> _What the task asks_
All the records that follow need to be reproduced exactly. Omit the images.

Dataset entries
>> begin

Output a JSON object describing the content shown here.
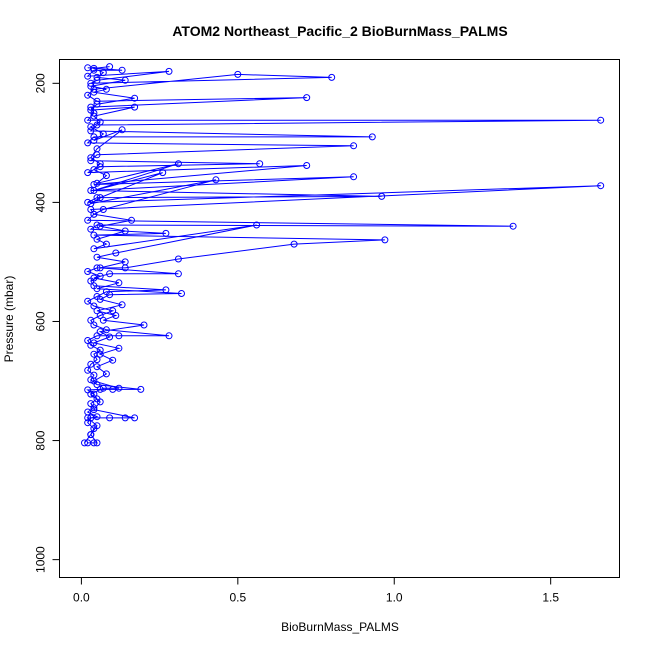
{
  "chart_data": {
    "type": "line",
    "title": "ATOM2 Northeast_Pacific_2 BioBurnMass_PALMS",
    "xlabel": "BioBurnMass_PALMS",
    "ylabel": "Pressure (mbar)",
    "xlim": [
      -0.07,
      1.72
    ],
    "ylim": [
      1030,
      160
    ],
    "y_reversed": true,
    "x_ticks": [
      0.0,
      0.5,
      1.0,
      1.5
    ],
    "x_tick_labels": [
      "0.0",
      "0.5",
      "1.0",
      "1.5"
    ],
    "y_ticks": [
      200,
      400,
      600,
      800,
      1000
    ],
    "y_tick_labels": [
      "200",
      "400",
      "600",
      "800",
      "1000"
    ],
    "grid": false,
    "series": [
      {
        "color": "#0000ff",
        "marker": "open-circle",
        "points": [
          [
            0.02,
            804
          ],
          [
            0.04,
            804
          ],
          [
            0.05,
            804
          ],
          [
            0.03,
            790
          ],
          [
            0.04,
            780
          ],
          [
            0.02,
            770
          ],
          [
            0.03,
            762
          ],
          [
            0.05,
            760
          ],
          [
            0.02,
            752
          ],
          [
            0.04,
            745
          ],
          [
            0.03,
            738
          ],
          [
            0.05,
            730
          ],
          [
            0.04,
            722
          ],
          [
            0.02,
            715
          ],
          [
            0.06,
            714
          ],
          [
            0.1,
            714
          ],
          [
            0.19,
            714
          ],
          [
            0.05,
            706
          ],
          [
            0.03,
            698
          ],
          [
            0.04,
            690
          ],
          [
            0.02,
            682
          ],
          [
            0.03,
            672
          ],
          [
            0.05,
            664
          ],
          [
            0.04,
            655
          ],
          [
            0.06,
            648
          ],
          [
            0.03,
            640
          ],
          [
            0.02,
            632
          ],
          [
            0.05,
            624
          ],
          [
            0.12,
            624
          ],
          [
            0.28,
            624
          ],
          [
            0.08,
            614
          ],
          [
            0.04,
            606
          ],
          [
            0.03,
            598
          ],
          [
            0.06,
            590
          ],
          [
            0.1,
            582
          ],
          [
            0.04,
            574
          ],
          [
            0.02,
            566
          ],
          [
            0.05,
            558
          ],
          [
            0.08,
            550
          ],
          [
            0.27,
            547
          ],
          [
            0.04,
            540
          ],
          [
            0.03,
            532
          ],
          [
            0.06,
            524
          ],
          [
            0.02,
            516
          ],
          [
            0.05,
            510
          ],
          [
            0.14,
            510
          ],
          [
            0.31,
            495
          ],
          [
            0.68,
            470
          ],
          [
            0.97,
            463
          ],
          [
            0.04,
            455
          ],
          [
            0.27,
            452
          ],
          [
            0.03,
            445
          ],
          [
            0.05,
            438
          ],
          [
            1.38,
            440
          ],
          [
            0.02,
            430
          ],
          [
            0.04,
            420
          ],
          [
            0.03,
            412
          ],
          [
            1.66,
            372
          ],
          [
            0.02,
            400
          ],
          [
            0.05,
            392
          ],
          [
            0.96,
            390
          ],
          [
            0.03,
            380
          ],
          [
            0.87,
            357
          ],
          [
            0.04,
            370
          ],
          [
            0.72,
            338
          ],
          [
            0.02,
            350
          ],
          [
            0.06,
            340
          ],
          [
            0.57,
            335
          ],
          [
            0.03,
            330
          ],
          [
            0.05,
            320
          ],
          [
            0.87,
            305
          ],
          [
            0.02,
            300
          ],
          [
            0.04,
            290
          ],
          [
            0.93,
            290
          ],
          [
            0.03,
            280
          ],
          [
            0.05,
            270
          ],
          [
            1.66,
            262
          ],
          [
            0.02,
            262
          ],
          [
            0.04,
            250
          ],
          [
            0.03,
            240
          ],
          [
            0.72,
            224
          ],
          [
            0.05,
            230
          ],
          [
            0.02,
            220
          ],
          [
            0.04,
            210
          ],
          [
            0.5,
            185
          ],
          [
            0.8,
            190
          ],
          [
            0.03,
            200
          ],
          [
            0.05,
            195
          ],
          [
            0.28,
            180
          ],
          [
            0.02,
            188
          ],
          [
            0.04,
            178
          ],
          [
            0.13,
            178
          ],
          [
            0.02,
            174
          ]
        ]
      },
      {
        "color": "#0000ff",
        "marker": "open-circle",
        "points": [
          [
            0.01,
            804
          ],
          [
            0.03,
            790
          ],
          [
            0.05,
            775
          ],
          [
            0.02,
            762
          ],
          [
            0.09,
            762
          ],
          [
            0.14,
            762
          ],
          [
            0.17,
            762
          ],
          [
            0.04,
            748
          ],
          [
            0.06,
            735
          ],
          [
            0.03,
            722
          ],
          [
            0.07,
            712
          ],
          [
            0.12,
            712
          ],
          [
            0.04,
            700
          ],
          [
            0.08,
            688
          ],
          [
            0.05,
            676
          ],
          [
            0.1,
            665
          ],
          [
            0.06,
            655
          ],
          [
            0.12,
            645
          ],
          [
            0.04,
            636
          ],
          [
            0.09,
            626
          ],
          [
            0.06,
            617
          ],
          [
            0.2,
            606
          ],
          [
            0.07,
            598
          ],
          [
            0.11,
            590
          ],
          [
            0.05,
            582
          ],
          [
            0.13,
            572
          ],
          [
            0.06,
            563
          ],
          [
            0.09,
            555
          ],
          [
            0.32,
            553
          ],
          [
            0.05,
            545
          ],
          [
            0.12,
            535
          ],
          [
            0.04,
            527
          ],
          [
            0.09,
            520
          ],
          [
            0.31,
            520
          ],
          [
            0.06,
            510
          ],
          [
            0.14,
            500
          ],
          [
            0.05,
            492
          ],
          [
            0.11,
            485
          ],
          [
            0.56,
            438
          ],
          [
            0.04,
            478
          ],
          [
            0.08,
            470
          ],
          [
            0.05,
            462
          ],
          [
            0.14,
            448
          ],
          [
            0.06,
            440
          ],
          [
            0.16,
            430
          ],
          [
            0.04,
            420
          ],
          [
            0.07,
            412
          ],
          [
            0.43,
            362
          ],
          [
            0.03,
            402
          ],
          [
            0.06,
            392
          ],
          [
            0.26,
            350
          ],
          [
            0.04,
            380
          ],
          [
            0.31,
            335
          ],
          [
            0.05,
            368
          ],
          [
            0.08,
            355
          ],
          [
            0.04,
            345
          ],
          [
            0.06,
            335
          ],
          [
            0.03,
            325
          ],
          [
            0.05,
            310
          ],
          [
            0.13,
            278
          ],
          [
            0.04,
            296
          ],
          [
            0.07,
            285
          ],
          [
            0.03,
            273
          ],
          [
            0.06,
            265
          ],
          [
            0.04,
            255
          ],
          [
            0.17,
            240
          ],
          [
            0.03,
            245
          ],
          [
            0.05,
            235
          ],
          [
            0.17,
            225
          ],
          [
            0.04,
            215
          ],
          [
            0.08,
            210
          ],
          [
            0.03,
            205
          ],
          [
            0.14,
            195
          ],
          [
            0.05,
            190
          ],
          [
            0.07,
            182
          ],
          [
            0.04,
            175
          ],
          [
            0.09,
            172
          ]
        ]
      }
    ]
  }
}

>> end

> _Response to the exercise_
Output a JSON object describing the content shown here.
{
  "chart_data": {
    "type": "line",
    "title": "ATOM2 Northeast_Pacific_2 BioBurnMass_PALMS",
    "xlabel": "BioBurnMass_PALMS",
    "ylabel": "Pressure (mbar)",
    "xlim": [
      -0.07,
      1.72
    ],
    "ylim": [
      1030,
      160
    ],
    "y_reversed": true,
    "x_ticks": [
      0.0,
      0.5,
      1.0,
      1.5
    ],
    "x_tick_labels": [
      "0.0",
      "0.5",
      "1.0",
      "1.5"
    ],
    "y_ticks": [
      200,
      400,
      600,
      800,
      1000
    ],
    "y_tick_labels": [
      "200",
      "400",
      "600",
      "800",
      "1000"
    ],
    "grid": false,
    "series": [
      {
        "color": "#0000ff",
        "marker": "open-circle",
        "points": [
          [
            0.02,
            804
          ],
          [
            0.04,
            804
          ],
          [
            0.05,
            804
          ],
          [
            0.03,
            790
          ],
          [
            0.04,
            780
          ],
          [
            0.02,
            770
          ],
          [
            0.03,
            762
          ],
          [
            0.05,
            760
          ],
          [
            0.02,
            752
          ],
          [
            0.04,
            745
          ],
          [
            0.03,
            738
          ],
          [
            0.05,
            730
          ],
          [
            0.04,
            722
          ],
          [
            0.02,
            715
          ],
          [
            0.06,
            714
          ],
          [
            0.1,
            714
          ],
          [
            0.19,
            714
          ],
          [
            0.05,
            706
          ],
          [
            0.03,
            698
          ],
          [
            0.04,
            690
          ],
          [
            0.02,
            682
          ],
          [
            0.03,
            672
          ],
          [
            0.05,
            664
          ],
          [
            0.04,
            655
          ],
          [
            0.06,
            648
          ],
          [
            0.03,
            640
          ],
          [
            0.02,
            632
          ],
          [
            0.05,
            624
          ],
          [
            0.12,
            624
          ],
          [
            0.28,
            624
          ],
          [
            0.08,
            614
          ],
          [
            0.04,
            606
          ],
          [
            0.03,
            598
          ],
          [
            0.06,
            590
          ],
          [
            0.1,
            582
          ],
          [
            0.04,
            574
          ],
          [
            0.02,
            566
          ],
          [
            0.05,
            558
          ],
          [
            0.08,
            550
          ],
          [
            0.27,
            547
          ],
          [
            0.04,
            540
          ],
          [
            0.03,
            532
          ],
          [
            0.06,
            524
          ],
          [
            0.02,
            516
          ],
          [
            0.05,
            510
          ],
          [
            0.14,
            510
          ],
          [
            0.31,
            495
          ],
          [
            0.68,
            470
          ],
          [
            0.97,
            463
          ],
          [
            0.04,
            455
          ],
          [
            0.27,
            452
          ],
          [
            0.03,
            445
          ],
          [
            0.05,
            438
          ],
          [
            1.38,
            440
          ],
          [
            0.02,
            430
          ],
          [
            0.04,
            420
          ],
          [
            0.03,
            412
          ],
          [
            1.66,
            372
          ],
          [
            0.02,
            400
          ],
          [
            0.05,
            392
          ],
          [
            0.96,
            390
          ],
          [
            0.03,
            380
          ],
          [
            0.87,
            357
          ],
          [
            0.04,
            370
          ],
          [
            0.72,
            338
          ],
          [
            0.02,
            350
          ],
          [
            0.06,
            340
          ],
          [
            0.57,
            335
          ],
          [
            0.03,
            330
          ],
          [
            0.05,
            320
          ],
          [
            0.87,
            305
          ],
          [
            0.02,
            300
          ],
          [
            0.04,
            290
          ],
          [
            0.93,
            290
          ],
          [
            0.03,
            280
          ],
          [
            0.05,
            270
          ],
          [
            1.66,
            262
          ],
          [
            0.02,
            262
          ],
          [
            0.04,
            250
          ],
          [
            0.03,
            240
          ],
          [
            0.72,
            224
          ],
          [
            0.05,
            230
          ],
          [
            0.02,
            220
          ],
          [
            0.04,
            210
          ],
          [
            0.5,
            185
          ],
          [
            0.8,
            190
          ],
          [
            0.03,
            200
          ],
          [
            0.05,
            195
          ],
          [
            0.28,
            180
          ],
          [
            0.02,
            188
          ],
          [
            0.04,
            178
          ],
          [
            0.13,
            178
          ],
          [
            0.02,
            174
          ]
        ]
      },
      {
        "color": "#0000ff",
        "marker": "open-circle",
        "points": [
          [
            0.01,
            804
          ],
          [
            0.03,
            790
          ],
          [
            0.05,
            775
          ],
          [
            0.02,
            762
          ],
          [
            0.09,
            762
          ],
          [
            0.14,
            762
          ],
          [
            0.17,
            762
          ],
          [
            0.04,
            748
          ],
          [
            0.06,
            735
          ],
          [
            0.03,
            722
          ],
          [
            0.07,
            712
          ],
          [
            0.12,
            712
          ],
          [
            0.04,
            700
          ],
          [
            0.08,
            688
          ],
          [
            0.05,
            676
          ],
          [
            0.1,
            665
          ],
          [
            0.06,
            655
          ],
          [
            0.12,
            645
          ],
          [
            0.04,
            636
          ],
          [
            0.09,
            626
          ],
          [
            0.06,
            617
          ],
          [
            0.2,
            606
          ],
          [
            0.07,
            598
          ],
          [
            0.11,
            590
          ],
          [
            0.05,
            582
          ],
          [
            0.13,
            572
          ],
          [
            0.06,
            563
          ],
          [
            0.09,
            555
          ],
          [
            0.32,
            553
          ],
          [
            0.05,
            545
          ],
          [
            0.12,
            535
          ],
          [
            0.04,
            527
          ],
          [
            0.09,
            520
          ],
          [
            0.31,
            520
          ],
          [
            0.06,
            510
          ],
          [
            0.14,
            500
          ],
          [
            0.05,
            492
          ],
          [
            0.11,
            485
          ],
          [
            0.56,
            438
          ],
          [
            0.04,
            478
          ],
          [
            0.08,
            470
          ],
          [
            0.05,
            462
          ],
          [
            0.14,
            448
          ],
          [
            0.06,
            440
          ],
          [
            0.16,
            430
          ],
          [
            0.04,
            420
          ],
          [
            0.07,
            412
          ],
          [
            0.43,
            362
          ],
          [
            0.03,
            402
          ],
          [
            0.06,
            392
          ],
          [
            0.26,
            350
          ],
          [
            0.04,
            380
          ],
          [
            0.31,
            335
          ],
          [
            0.05,
            368
          ],
          [
            0.08,
            355
          ],
          [
            0.04,
            345
          ],
          [
            0.06,
            335
          ],
          [
            0.03,
            325
          ],
          [
            0.05,
            310
          ],
          [
            0.13,
            278
          ],
          [
            0.04,
            296
          ],
          [
            0.07,
            285
          ],
          [
            0.03,
            273
          ],
          [
            0.06,
            265
          ],
          [
            0.04,
            255
          ],
          [
            0.17,
            240
          ],
          [
            0.03,
            245
          ],
          [
            0.05,
            235
          ],
          [
            0.17,
            225
          ],
          [
            0.04,
            215
          ],
          [
            0.08,
            210
          ],
          [
            0.03,
            205
          ],
          [
            0.14,
            195
          ],
          [
            0.05,
            190
          ],
          [
            0.07,
            182
          ],
          [
            0.04,
            175
          ],
          [
            0.09,
            172
          ]
        ]
      }
    ]
  }
}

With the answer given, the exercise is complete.